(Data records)
--------------------

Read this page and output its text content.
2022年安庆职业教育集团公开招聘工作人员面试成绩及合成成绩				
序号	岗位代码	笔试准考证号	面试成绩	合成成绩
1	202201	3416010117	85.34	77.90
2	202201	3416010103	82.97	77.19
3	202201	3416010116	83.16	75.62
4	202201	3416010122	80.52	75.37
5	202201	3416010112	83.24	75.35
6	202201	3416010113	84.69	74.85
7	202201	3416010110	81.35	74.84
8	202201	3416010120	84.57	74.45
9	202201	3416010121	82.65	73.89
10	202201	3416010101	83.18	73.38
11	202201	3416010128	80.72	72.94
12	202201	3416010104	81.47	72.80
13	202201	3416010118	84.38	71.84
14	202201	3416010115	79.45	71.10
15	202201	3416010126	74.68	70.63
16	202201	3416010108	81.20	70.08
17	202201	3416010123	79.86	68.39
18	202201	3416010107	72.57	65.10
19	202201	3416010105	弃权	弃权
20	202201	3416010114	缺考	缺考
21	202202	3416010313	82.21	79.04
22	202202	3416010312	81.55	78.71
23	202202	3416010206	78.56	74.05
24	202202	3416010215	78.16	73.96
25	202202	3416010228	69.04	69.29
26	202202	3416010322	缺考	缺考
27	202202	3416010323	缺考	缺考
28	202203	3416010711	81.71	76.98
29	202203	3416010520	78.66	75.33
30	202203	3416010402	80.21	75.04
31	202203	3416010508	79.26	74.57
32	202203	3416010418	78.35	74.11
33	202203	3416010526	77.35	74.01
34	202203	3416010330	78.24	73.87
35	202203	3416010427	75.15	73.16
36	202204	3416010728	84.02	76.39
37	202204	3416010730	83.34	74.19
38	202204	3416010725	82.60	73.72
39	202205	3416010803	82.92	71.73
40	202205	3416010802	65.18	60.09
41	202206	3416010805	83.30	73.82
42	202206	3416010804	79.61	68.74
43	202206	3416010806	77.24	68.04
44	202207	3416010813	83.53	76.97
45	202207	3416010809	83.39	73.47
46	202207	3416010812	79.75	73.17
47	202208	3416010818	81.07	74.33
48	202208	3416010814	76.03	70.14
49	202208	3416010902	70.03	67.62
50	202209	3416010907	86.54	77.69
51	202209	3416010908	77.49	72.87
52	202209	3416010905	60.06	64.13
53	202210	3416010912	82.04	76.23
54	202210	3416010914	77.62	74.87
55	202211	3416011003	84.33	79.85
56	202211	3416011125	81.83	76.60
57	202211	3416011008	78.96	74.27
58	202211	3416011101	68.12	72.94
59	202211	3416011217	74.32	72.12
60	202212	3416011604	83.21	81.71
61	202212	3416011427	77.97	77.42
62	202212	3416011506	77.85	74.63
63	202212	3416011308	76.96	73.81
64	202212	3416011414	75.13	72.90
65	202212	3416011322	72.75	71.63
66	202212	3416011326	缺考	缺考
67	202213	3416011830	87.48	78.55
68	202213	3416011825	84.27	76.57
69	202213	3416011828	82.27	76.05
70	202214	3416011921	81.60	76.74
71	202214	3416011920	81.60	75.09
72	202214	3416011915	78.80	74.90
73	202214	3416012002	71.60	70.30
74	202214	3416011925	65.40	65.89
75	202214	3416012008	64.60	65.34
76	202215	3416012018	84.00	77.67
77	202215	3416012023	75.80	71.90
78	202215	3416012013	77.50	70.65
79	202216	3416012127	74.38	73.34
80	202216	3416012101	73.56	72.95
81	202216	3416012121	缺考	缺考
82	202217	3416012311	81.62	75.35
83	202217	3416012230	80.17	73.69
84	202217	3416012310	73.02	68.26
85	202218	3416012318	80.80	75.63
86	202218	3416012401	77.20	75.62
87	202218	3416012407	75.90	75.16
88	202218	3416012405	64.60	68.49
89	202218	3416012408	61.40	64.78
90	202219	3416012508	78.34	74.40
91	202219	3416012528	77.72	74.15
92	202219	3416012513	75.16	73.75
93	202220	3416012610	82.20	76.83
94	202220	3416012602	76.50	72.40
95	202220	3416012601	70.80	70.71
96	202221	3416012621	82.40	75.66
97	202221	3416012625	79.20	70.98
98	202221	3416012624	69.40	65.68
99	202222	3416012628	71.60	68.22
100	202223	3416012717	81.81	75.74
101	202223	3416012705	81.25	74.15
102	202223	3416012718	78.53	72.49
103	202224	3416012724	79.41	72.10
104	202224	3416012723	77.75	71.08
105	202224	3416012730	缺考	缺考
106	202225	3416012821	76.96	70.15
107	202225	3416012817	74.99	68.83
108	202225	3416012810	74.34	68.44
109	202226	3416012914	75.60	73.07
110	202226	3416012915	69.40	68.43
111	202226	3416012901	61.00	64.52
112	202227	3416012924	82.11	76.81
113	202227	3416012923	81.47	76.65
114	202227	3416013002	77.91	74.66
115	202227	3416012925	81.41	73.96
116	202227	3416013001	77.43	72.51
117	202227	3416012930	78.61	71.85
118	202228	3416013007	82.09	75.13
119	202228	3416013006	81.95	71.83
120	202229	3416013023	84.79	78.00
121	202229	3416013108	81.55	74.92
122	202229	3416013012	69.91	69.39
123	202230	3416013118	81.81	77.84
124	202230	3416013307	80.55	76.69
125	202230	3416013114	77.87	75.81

--------------------

WHAT NEEDS TO BE DONE ::
Output all of the data above without any alteration.

FINAL RESULT ::
Read this page and output its text content.
2022年安庆职业教育集团公开招聘工作人员面试成绩及合成成绩				
序号	岗位代码	笔试准考证号	面试成绩	合成成绩
1	202201	3416010117	85.34	77.90
2	202201	3416010103	82.97	77.19
3	202201	3416010116	83.16	75.62
4	202201	3416010122	80.52	75.37
5	202201	3416010112	83.24	75.35
6	202201	3416010113	84.69	74.85
7	202201	3416010110	81.35	74.84
8	202201	3416010120	84.57	74.45
9	202201	3416010121	82.65	73.89
10	202201	3416010101	83.18	73.38
11	202201	3416010128	80.72	72.94
12	202201	3416010104	81.47	72.80
13	202201	3416010118	84.38	71.84
14	202201	3416010115	79.45	71.10
15	202201	3416010126	74.68	70.63
16	202201	3416010108	81.20	70.08
17	202201	3416010123	79.86	68.39
18	202201	3416010107	72.57	65.10
19	202201	3416010105	弃权	弃权
20	202201	3416010114	缺考	缺考
21	202202	3416010313	82.21	79.04
22	202202	3416010312	81.55	78.71
23	202202	3416010206	78.56	74.05
24	202202	3416010215	78.16	73.96
25	202202	3416010228	69.04	69.29
26	202202	3416010322	缺考	缺考
27	202202	3416010323	缺考	缺考
28	202203	3416010711	81.71	76.98
29	202203	3416010520	78.66	75.33
30	202203	3416010402	80.21	75.04
31	202203	3416010508	79.26	74.57
32	202203	3416010418	78.35	74.11
33	202203	3416010526	77.35	74.01
34	202203	3416010330	78.24	73.87
35	202203	3416010427	75.15	73.16
36	202204	3416010728	84.02	76.39
37	202204	3416010730	83.34	74.19
38	202204	3416010725	82.60	73.72
39	202205	3416010803	82.92	71.73
40	202205	3416010802	65.18	60.09
41	202206	3416010805	83.30	73.82
42	202206	3416010804	79.61	68.74
43	202206	3416010806	77.24	68.04
44	202207	3416010813	83.53	76.97
45	202207	3416010809	83.39	73.47
46	202207	3416010812	79.75	73.17
47	202208	3416010818	81.07	74.33
48	202208	3416010814	76.03	70.14
49	202208	3416010902	70.03	67.62
50	202209	3416010907	86.54	77.69
51	202209	3416010908	77.49	72.87
52	202209	3416010905	60.06	64.13
53	202210	3416010912	82.04	76.23
54	202210	3416010914	77.62	74.87
55	202211	3416011003	84.33	79.85
56	202211	3416011125	81.83	76.60
57	202211	3416011008	78.96	74.27
58	202211	3416011101	68.12	72.94
59	202211	3416011217	74.32	72.12
60	202212	3416011604	83.21	81.71
61	202212	3416011427	77.97	77.42
62	202212	3416011506	77.85	74.63
63	202212	3416011308	76.96	73.81
64	202212	3416011414	75.13	72.90
65	202212	3416011322	72.75	71.63
66	202212	3416011326	缺考	缺考
67	202213	3416011830	87.48	78.55
68	202213	3416011825	84.27	76.57
69	202213	3416011828	82.27	76.05
70	202214	3416011921	81.60	76.74
71	202214	3416011920	81.60	75.09
72	202214	3416011915	78.80	74.90
73	202214	3416012002	71.60	70.30
74	202214	3416011925	65.40	65.89
75	202214	3416012008	64.60	65.34
76	202215	3416012018	84.00	77.67
77	202215	3416012023	75.80	71.90
78	202215	3416012013	77.50	70.65
79	202216	3416012127	74.38	73.34
80	202216	3416012101	73.56	72.95
81	202216	3416012121	缺考	缺考
82	202217	3416012311	81.62	75.35
83	202217	3416012230	80.17	73.69
84	202217	3416012310	73.02	68.26
85	202218	3416012318	80.80	75.63
86	202218	3416012401	77.20	75.62
87	202218	3416012407	75.90	75.16
88	202218	3416012405	64.60	68.49
89	202218	3416012408	61.40	64.78
90	202219	3416012508	78.34	74.40
91	202219	3416012528	77.72	74.15
92	202219	3416012513	75.16	73.75
93	202220	3416012610	82.20	76.83
94	202220	3416012602	76.50	72.40
95	202220	3416012601	70.80	70.71
96	202221	3416012621	82.40	75.66
97	202221	3416012625	79.20	70.98
98	202221	3416012624	69.40	65.68
99	202222	3416012628	71.60	68.22
100	202223	3416012717	81.81	75.74
101	202223	3416012705	81.25	74.15
102	202223	3416012718	78.53	72.49
103	202224	3416012724	79.41	72.10
104	202224	3416012723	77.75	71.08
105	202224	3416012730	缺考	缺考
106	202225	3416012821	76.96	70.15
107	202225	3416012817	74.99	68.83
108	202225	3416012810	74.34	68.44
109	202226	3416012914	75.60	73.07
110	202226	3416012915	69.40	68.43
111	202226	3416012901	61.00	64.52
112	202227	3416012924	82.11	76.81
113	202227	3416012923	81.47	76.65
114	202227	3416013002	77.91	74.66
115	202227	3416012925	81.41	73.96
116	202227	3416013001	77.43	72.51
117	202227	3416012930	78.61	71.85
118	202228	3416013007	82.09	75.13
119	202228	3416013006	81.95	71.83
120	202229	3416013023	84.79	78.00
121	202229	3416013108	81.55	74.92
122	202229	3416013012	69.91	69.39
123	202230	3416013118	81.81	77.84
124	202230	3416013307	80.55	76.69
125	202230	3416013114	77.87	75.81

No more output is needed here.